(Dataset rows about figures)
• • • • •

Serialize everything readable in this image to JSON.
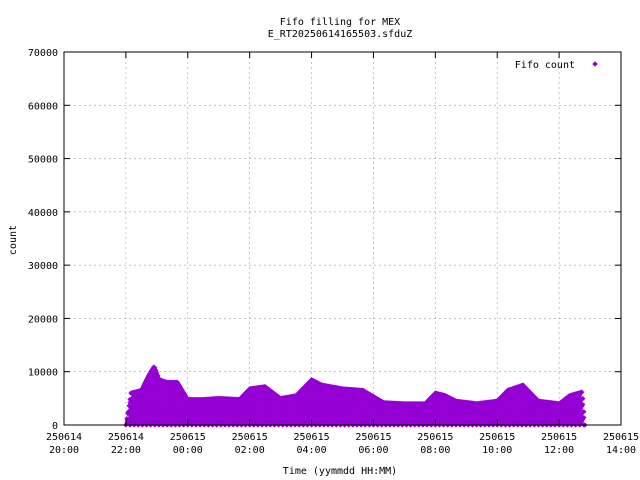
{
  "chart_data": {
    "type": "scatter",
    "title": "Fifo filling for MEX",
    "subtitle": "E_RT20250614165503.sfduZ",
    "xlabel": "Time (yymmdd HH:MM)",
    "ylabel": "count",
    "ylim": [
      0,
      70000
    ],
    "xlim_hours": [
      -4,
      14
    ],
    "grid": true,
    "legend_position": "top-right",
    "point_color": "#9400d3",
    "y_ticks": [
      "0",
      "10000",
      "20000",
      "30000",
      "40000",
      "50000",
      "60000",
      "70000"
    ],
    "x_ticks": [
      {
        "date": "250614",
        "time": "20:00"
      },
      {
        "date": "250614",
        "time": "22:00"
      },
      {
        "date": "250615",
        "time": "00:00"
      },
      {
        "date": "250615",
        "time": "02:00"
      },
      {
        "date": "250615",
        "time": "04:00"
      },
      {
        "date": "250615",
        "time": "06:00"
      },
      {
        "date": "250615",
        "time": "08:00"
      },
      {
        "date": "250615",
        "time": "10:00"
      },
      {
        "date": "250615",
        "time": "12:00"
      },
      {
        "date": "250615",
        "time": "14:00"
      }
    ],
    "series": [
      {
        "name": "Fifo count",
        "time_range": [
          "250614 22:00",
          "250615 12:50"
        ],
        "envelope": [
          {
            "t": "250614 22:00",
            "max": 0
          },
          {
            "t": "250614 22:10",
            "max": 6000
          },
          {
            "t": "250614 22:30",
            "max": 6500
          },
          {
            "t": "250614 22:45",
            "max": 9500
          },
          {
            "t": "250614 22:55",
            "max": 11000
          },
          {
            "t": "250614 23:05",
            "max": 8500
          },
          {
            "t": "250614 23:20",
            "max": 8000
          },
          {
            "t": "250614 23:40",
            "max": 8000
          },
          {
            "t": "250615 00:00",
            "max": 4800
          },
          {
            "t": "250615 00:30",
            "max": 4800
          },
          {
            "t": "250615 01:00",
            "max": 5000
          },
          {
            "t": "250615 01:40",
            "max": 4800
          },
          {
            "t": "250615 02:00",
            "max": 6800
          },
          {
            "t": "250615 02:30",
            "max": 7200
          },
          {
            "t": "250615 03:00",
            "max": 5000
          },
          {
            "t": "250615 03:30",
            "max": 5500
          },
          {
            "t": "250615 03:50",
            "max": 7500
          },
          {
            "t": "250615 04:00",
            "max": 8500
          },
          {
            "t": "250615 04:20",
            "max": 7500
          },
          {
            "t": "250615 05:00",
            "max": 6800
          },
          {
            "t": "250615 05:40",
            "max": 6500
          },
          {
            "t": "250615 06:20",
            "max": 4200
          },
          {
            "t": "250615 07:00",
            "max": 4000
          },
          {
            "t": "250615 07:40",
            "max": 4000
          },
          {
            "t": "250615 08:00",
            "max": 6000
          },
          {
            "t": "250615 08:20",
            "max": 5500
          },
          {
            "t": "250615 08:40",
            "max": 4500
          },
          {
            "t": "250615 09:20",
            "max": 4000
          },
          {
            "t": "250615 10:00",
            "max": 4500
          },
          {
            "t": "250615 10:20",
            "max": 6500
          },
          {
            "t": "250615 10:50",
            "max": 7500
          },
          {
            "t": "250615 11:20",
            "max": 4500
          },
          {
            "t": "250615 12:00",
            "max": 4000
          },
          {
            "t": "250615 12:20",
            "max": 5500
          },
          {
            "t": "250615 12:45",
            "max": 6200
          },
          {
            "t": "250615 12:50",
            "max": 0
          }
        ]
      }
    ]
  }
}
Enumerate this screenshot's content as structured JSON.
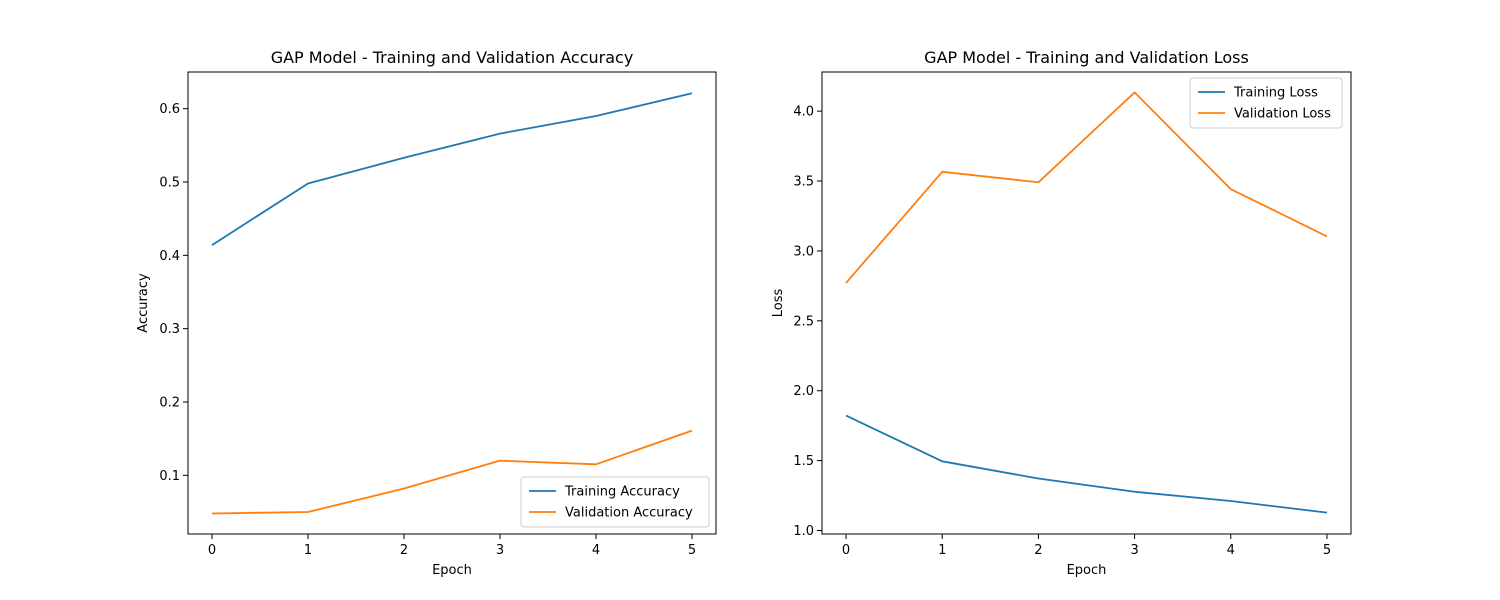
{
  "colors": {
    "training": "#1f77b4",
    "validation": "#ff7f0e",
    "axes": "#000000",
    "legend_border": "#cccccc"
  },
  "chart_data": [
    {
      "type": "line",
      "title": "GAP Model - Training and Validation Accuracy",
      "xlabel": "Epoch",
      "ylabel": "Accuracy",
      "x": [
        0,
        1,
        2,
        3,
        4,
        5
      ],
      "xlim": [
        -0.25,
        5.25
      ],
      "ylim": [
        0.02,
        0.65
      ],
      "xticks": [
        0,
        1,
        2,
        3,
        4,
        5
      ],
      "yticks": [
        0.1,
        0.2,
        0.3,
        0.4,
        0.5,
        0.6
      ],
      "grid": false,
      "legend_position": "lower-right",
      "series": [
        {
          "name": "Training Accuracy",
          "color_key": "training",
          "values": [
            0.414,
            0.498,
            0.533,
            0.566,
            0.59,
            0.621
          ]
        },
        {
          "name": "Validation Accuracy",
          "color_key": "validation",
          "values": [
            0.048,
            0.05,
            0.082,
            0.12,
            0.115,
            0.161
          ]
        }
      ]
    },
    {
      "type": "line",
      "title": "GAP Model - Training and Validation Loss",
      "xlabel": "Epoch",
      "ylabel": "Loss",
      "x": [
        0,
        1,
        2,
        3,
        4,
        5
      ],
      "xlim": [
        -0.25,
        5.25
      ],
      "ylim": [
        0.975,
        4.28
      ],
      "xticks": [
        0,
        1,
        2,
        3,
        4,
        5
      ],
      "yticks": [
        1.0,
        1.5,
        2.0,
        2.5,
        3.0,
        3.5,
        4.0
      ],
      "ytick_decimals": 1,
      "grid": false,
      "legend_position": "upper-right",
      "series": [
        {
          "name": "Training Loss",
          "color_key": "training",
          "values": [
            1.822,
            1.495,
            1.372,
            1.277,
            1.211,
            1.128
          ]
        },
        {
          "name": "Validation Loss",
          "color_key": "validation",
          "values": [
            2.771,
            3.566,
            3.491,
            4.134,
            3.442,
            3.104
          ]
        }
      ]
    }
  ]
}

• • • • •

=== Short task ===
Generate a word-for-word copy of the preceding records, excluding all pictures.

=== Answer below ===
Serialize everything readable in this image to JSON.
{
  "chart_data": {
    "type": "scatter",
    "title": "Fifo filling for MEX",
    "subtitle": "E_RT20250614165503.sfduZ",
    "xlabel": "Time (yymmdd HH:MM)",
    "ylabel": "count",
    "ylim": [
      0,
      70000
    ],
    "xlim_hours": [
      -4,
      14
    ],
    "grid": true,
    "legend_position": "top-right",
    "point_color": "#9400d3",
    "y_ticks": [
      "0",
      "10000",
      "20000",
      "30000",
      "40000",
      "50000",
      "60000",
      "70000"
    ],
    "x_ticks": [
      {
        "date": "250614",
        "time": "20:00"
      },
      {
        "date": "250614",
        "time": "22:00"
      },
      {
        "date": "250615",
        "time": "00:00"
      },
      {
        "date": "250615",
        "time": "02:00"
      },
      {
        "date": "250615",
        "time": "04:00"
      },
      {
        "date": "250615",
        "time": "06:00"
      },
      {
        "date": "250615",
        "time": "08:00"
      },
      {
        "date": "250615",
        "time": "10:00"
      },
      {
        "date": "250615",
        "time": "12:00"
      },
      {
        "date": "250615",
        "time": "14:00"
      }
    ],
    "series": [
      {
        "name": "Fifo count",
        "time_range": [
          "250614 22:00",
          "250615 12:50"
        ],
        "envelope": [
          {
            "t": "250614 22:00",
            "max": 0
          },
          {
            "t": "250614 22:10",
            "max": 6000
          },
          {
            "t": "250614 22:30",
            "max": 6500
          },
          {
            "t": "250614 22:45",
            "max": 9500
          },
          {
            "t": "250614 22:55",
            "max": 11000
          },
          {
            "t": "250614 23:05",
            "max": 8500
          },
          {
            "t": "250614 23:20",
            "max": 8000
          },
          {
            "t": "250614 23:40",
            "max": 8000
          },
          {
            "t": "250615 00:00",
            "max": 4800
          },
          {
            "t": "250615 00:30",
            "max": 4800
          },
          {
            "t": "250615 01:00",
            "max": 5000
          },
          {
            "t": "250615 01:40",
            "max": 4800
          },
          {
            "t": "250615 02:00",
            "max": 6800
          },
          {
            "t": "250615 02:30",
            "max": 7200
          },
          {
            "t": "250615 03:00",
            "max": 5000
          },
          {
            "t": "250615 03:30",
            "max": 5500
          },
          {
            "t": "250615 03:50",
            "max": 7500
          },
          {
            "t": "250615 04:00",
            "max": 8500
          },
          {
            "t": "250615 04:20",
            "max": 7500
          },
          {
            "t": "250615 05:00",
            "max": 6800
          },
          {
            "t": "250615 05:40",
            "max": 6500
          },
          {
            "t": "250615 06:20",
            "max": 4200
          },
          {
            "t": "250615 07:00",
            "max": 4000
          },
          {
            "t": "250615 07:40",
            "max": 4000
          },
          {
            "t": "250615 08:00",
            "max": 6000
          },
          {
            "t": "250615 08:20",
            "max": 5500
          },
          {
            "t": "250615 08:40",
            "max": 4500
          },
          {
            "t": "250615 09:20",
            "max": 4000
          },
          {
            "t": "250615 10:00",
            "max": 4500
          },
          {
            "t": "250615 10:20",
            "max": 6500
          },
          {
            "t": "250615 10:50",
            "max": 7500
          },
          {
            "t": "250615 11:20",
            "max": 4500
          },
          {
            "t": "250615 12:00",
            "max": 4000
          },
          {
            "t": "250615 12:20",
            "max": 5500
          },
          {
            "t": "250615 12:45",
            "max": 6200
          },
          {
            "t": "250615 12:50",
            "max": 0
          }
        ]
      }
    ]
  }
}
Enumerate this screenshot's content as structured JSON.
{
  "colors": {
    "training": "#1f77b4",
    "validation": "#ff7f0e",
    "axes": "#000000",
    "legend_border": "#cccccc"
  },
  "chart_data": [
    {
      "type": "line",
      "title": "GAP Model - Training and Validation Accuracy",
      "xlabel": "Epoch",
      "ylabel": "Accuracy",
      "x": [
        0,
        1,
        2,
        3,
        4,
        5
      ],
      "xlim": [
        -0.25,
        5.25
      ],
      "ylim": [
        0.02,
        0.65
      ],
      "xticks": [
        0,
        1,
        2,
        3,
        4,
        5
      ],
      "yticks": [
        0.1,
        0.2,
        0.3,
        0.4,
        0.5,
        0.6
      ],
      "grid": false,
      "legend_position": "lower-right",
      "series": [
        {
          "name": "Training Accuracy",
          "color_key": "training",
          "values": [
            0.414,
            0.498,
            0.533,
            0.566,
            0.59,
            0.621
          ]
        },
        {
          "name": "Validation Accuracy",
          "color_key": "validation",
          "values": [
            0.048,
            0.05,
            0.082,
            0.12,
            0.115,
            0.161
          ]
        }
      ]
    },
    {
      "type": "line",
      "title": "GAP Model - Training and Validation Loss",
      "xlabel": "Epoch",
      "ylabel": "Loss",
      "x": [
        0,
        1,
        2,
        3,
        4,
        5
      ],
      "xlim": [
        -0.25,
        5.25
      ],
      "ylim": [
        0.975,
        4.28
      ],
      "xticks": [
        0,
        1,
        2,
        3,
        4,
        5
      ],
      "yticks": [
        1.0,
        1.5,
        2.0,
        2.5,
        3.0,
        3.5,
        4.0
      ],
      "ytick_decimals": 1,
      "grid": false,
      "legend_position": "upper-right",
      "series": [
        {
          "name": "Training Loss",
          "color_key": "training",
          "values": [
            1.822,
            1.495,
            1.372,
            1.277,
            1.211,
            1.128
          ]
        },
        {
          "name": "Validation Loss",
          "color_key": "validation",
          "values": [
            2.771,
            3.566,
            3.491,
            4.134,
            3.442,
            3.104
          ]
        }
      ]
    }
  ]
}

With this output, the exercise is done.